Records from a collection of figures:
▬▬▬

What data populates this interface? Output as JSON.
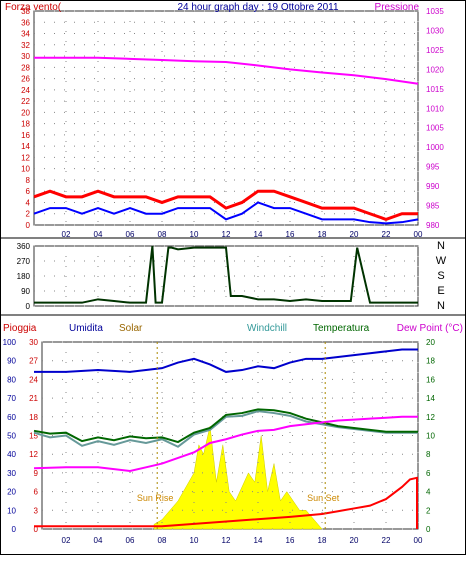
{
  "chart_data": [
    {
      "type": "line",
      "title": "24 hour graph day : 19 Ottobre 2011",
      "left_axis_label": "Forza vento(",
      "right_axis_label": "Pressione",
      "x_ticks": [
        "02",
        "04",
        "06",
        "08",
        "10",
        "12",
        "14",
        "16",
        "18",
        "20",
        "22",
        "00"
      ],
      "wind_ticks": [
        "0",
        "2",
        "4",
        "6",
        "8",
        "10",
        "12",
        "14",
        "16",
        "18",
        "20",
        "22",
        "24",
        "26",
        "28",
        "30",
        "32",
        "34",
        "36",
        "38"
      ],
      "wind_range": [
        0,
        38
      ],
      "pressure_ticks": [
        "980",
        "985",
        "990",
        "995",
        "1000",
        "1005",
        "1010",
        "1015",
        "1020",
        "1025",
        "1030",
        "1035"
      ],
      "pressure_range": [
        980,
        1035
      ],
      "grid": true,
      "series": [
        {
          "id": "pressure",
          "color": "#ff00ff",
          "x": [
            0,
            2,
            4,
            6,
            8,
            10,
            12,
            14,
            16,
            18,
            20,
            22,
            24
          ],
          "values": [
            1023,
            1023,
            1023,
            1022.7,
            1022.4,
            1022.1,
            1021.9,
            1021,
            1020,
            1019.2,
            1018.5,
            1017.5,
            1016.3
          ]
        },
        {
          "id": "wind_gust",
          "color": "#ff0000",
          "x": [
            0,
            1,
            2,
            3,
            4,
            5,
            6,
            7,
            8,
            9,
            10,
            11,
            12,
            13,
            14,
            15,
            16,
            17,
            18,
            19,
            20,
            21,
            22,
            23,
            24
          ],
          "values": [
            5,
            6,
            5,
            5,
            6,
            5,
            5,
            5,
            4,
            5,
            5,
            5,
            3,
            4,
            6,
            6,
            5,
            4,
            3,
            3,
            3,
            2,
            1,
            2,
            2
          ]
        },
        {
          "id": "wind_avg",
          "color": "#0000ff",
          "x": [
            0,
            1,
            2,
            3,
            4,
            5,
            6,
            7,
            8,
            9,
            10,
            11,
            12,
            13,
            14,
            15,
            16,
            17,
            18,
            19,
            20,
            21,
            22,
            23,
            24
          ],
          "values": [
            2,
            3,
            3,
            2,
            3,
            2,
            3,
            2,
            2,
            3,
            3,
            3,
            1,
            2,
            4,
            3,
            3,
            2,
            1,
            1,
            1,
            0.5,
            0.3,
            0.5,
            1
          ]
        }
      ]
    },
    {
      "type": "line",
      "direction_ticks": [
        "0",
        "90",
        "180",
        "270",
        "360"
      ],
      "direction_range": [
        0,
        360
      ],
      "compass_labels": [
        "N",
        "W",
        "S",
        "E",
        "N"
      ],
      "x_ticks": [
        "02",
        "04",
        "06",
        "08",
        "10",
        "12",
        "14",
        "16",
        "18",
        "20",
        "22",
        "00"
      ],
      "grid": true,
      "series": [
        {
          "id": "wind_direction",
          "color": "#003300",
          "x": [
            0,
            1,
            2,
            3,
            4,
            5,
            6,
            6.5,
            7,
            7.4,
            7.6,
            8,
            8.4,
            8.6,
            9,
            10,
            11,
            12,
            12.3,
            13,
            14,
            15,
            16,
            17,
            18,
            19,
            19.8,
            20.2,
            21,
            22,
            23,
            24
          ],
          "values": [
            20,
            20,
            20,
            20,
            40,
            30,
            20,
            20,
            20,
            360,
            20,
            20,
            350,
            350,
            340,
            350,
            350,
            350,
            60,
            60,
            40,
            40,
            30,
            40,
            30,
            30,
            30,
            350,
            20,
            20,
            20,
            20
          ]
        }
      ]
    },
    {
      "type": "line",
      "labels": {
        "rain": "Pioggia",
        "humidity": "Umidita",
        "solar": "Solar",
        "windchill": "Windchill",
        "temperature": "Temperatura",
        "dewpoint": "Dew Point (°C)"
      },
      "annotations": {
        "sunrise": "Sun Rise",
        "sunset": "Sun Set"
      },
      "x_ticks": [
        "02",
        "04",
        "06",
        "08",
        "10",
        "12",
        "14",
        "16",
        "18",
        "20",
        "22",
        "00"
      ],
      "humidity_ticks": [
        "0",
        "10",
        "20",
        "30",
        "40",
        "50",
        "60",
        "70",
        "80",
        "90",
        "100"
      ],
      "humidity_range": [
        0,
        100
      ],
      "temp_ticks": [
        "0",
        "3",
        "6",
        "9",
        "12",
        "15",
        "18",
        "21",
        "24",
        "27",
        "30"
      ],
      "temp_range": [
        0,
        30
      ],
      "right_ticks": [
        "0",
        "2",
        "4",
        "6",
        "8",
        "10",
        "12",
        "14",
        "16",
        "18",
        "20"
      ],
      "right_range": [
        0,
        20
      ],
      "grid": true,
      "series": [
        {
          "id": "humidity",
          "color": "#0000cc",
          "x": [
            0,
            2,
            4,
            6,
            7,
            8,
            9,
            10,
            11,
            12,
            13,
            14,
            15,
            16,
            17,
            18,
            19,
            20,
            21,
            22,
            23,
            24
          ],
          "values": [
            84,
            84,
            85,
            84,
            85,
            86,
            89,
            91,
            88,
            84,
            85,
            87,
            86,
            89,
            91,
            91,
            92,
            93,
            94,
            95,
            96,
            96
          ]
        },
        {
          "id": "temperature",
          "color": "#006600",
          "x": [
            0,
            1,
            2,
            3,
            4,
            5,
            6,
            7,
            8,
            9,
            10,
            11,
            12,
            13,
            14,
            15,
            16,
            17,
            18,
            19,
            20,
            21,
            22,
            23,
            24
          ],
          "values": [
            17.5,
            17.2,
            17.3,
            16.4,
            16.8,
            16.5,
            16.9,
            16.7,
            16.8,
            16.3,
            17.3,
            17.8,
            19.2,
            19.4,
            19.8,
            19.7,
            19.4,
            18.8,
            18.4,
            18.0,
            17.8,
            17.6,
            17.4,
            17.4,
            17.4
          ]
        },
        {
          "id": "windchill",
          "color": "#669999",
          "x": [
            0,
            1,
            2,
            3,
            4,
            5,
            6,
            7,
            8,
            9,
            10,
            11,
            12,
            13,
            14,
            15,
            16,
            17,
            18,
            19,
            20,
            21,
            22,
            23,
            24
          ],
          "values": [
            17.3,
            16.8,
            17.0,
            15.9,
            16.4,
            16.0,
            16.5,
            16.2,
            16.6,
            15.8,
            17.1,
            17.6,
            19.0,
            19.1,
            19.6,
            19.4,
            19.1,
            18.5,
            18.2,
            17.9,
            17.7,
            17.5,
            17.3,
            17.3,
            17.3
          ]
        },
        {
          "id": "dewpoint",
          "color": "#ff00ff",
          "x": [
            0,
            2,
            4,
            6,
            7,
            8,
            9,
            10,
            11,
            12,
            13,
            14,
            15,
            16,
            17,
            18,
            19,
            20,
            21,
            22,
            23,
            24
          ],
          "values": [
            6.5,
            6.6,
            6.6,
            6.2,
            6.6,
            7.0,
            7.6,
            8.2,
            9.2,
            9.6,
            10.1,
            10.5,
            10.6,
            11.0,
            11.2,
            11.4,
            11.6,
            11.7,
            11.8,
            11.9,
            12.0,
            12.0
          ]
        },
        {
          "id": "rain",
          "color": "#ff0000",
          "x": [
            0,
            8,
            16,
            18,
            19,
            20,
            21,
            22,
            23,
            23.5,
            24
          ],
          "values": [
            0.3,
            0.3,
            1.3,
            1.6,
            1.9,
            2.2,
            2.5,
            3.2,
            4.5,
            5.3,
            5.5
          ]
        },
        {
          "id": "solar",
          "color": "#ffff00",
          "x": [
            7.5,
            8,
            8.5,
            9,
            9.5,
            10,
            10.3,
            10.6,
            11,
            11.4,
            11.8,
            12.2,
            12.6,
            13,
            13.4,
            13.8,
            14.2,
            14.6,
            15,
            15.4,
            15.8,
            16.2,
            16.6,
            17,
            17.5,
            18
          ],
          "values": [
            0.5,
            1,
            2,
            3,
            4.5,
            6,
            9,
            8,
            11,
            5,
            9,
            4,
            3,
            4.5,
            6,
            5,
            10,
            4,
            7,
            3,
            4,
            3,
            2,
            2,
            1,
            0
          ]
        }
      ]
    }
  ]
}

▬▬▬

§ **What you will do**
Determine how many lines of the data contain "color" and give nothing but that number.

§ **Answer to this exercise**
10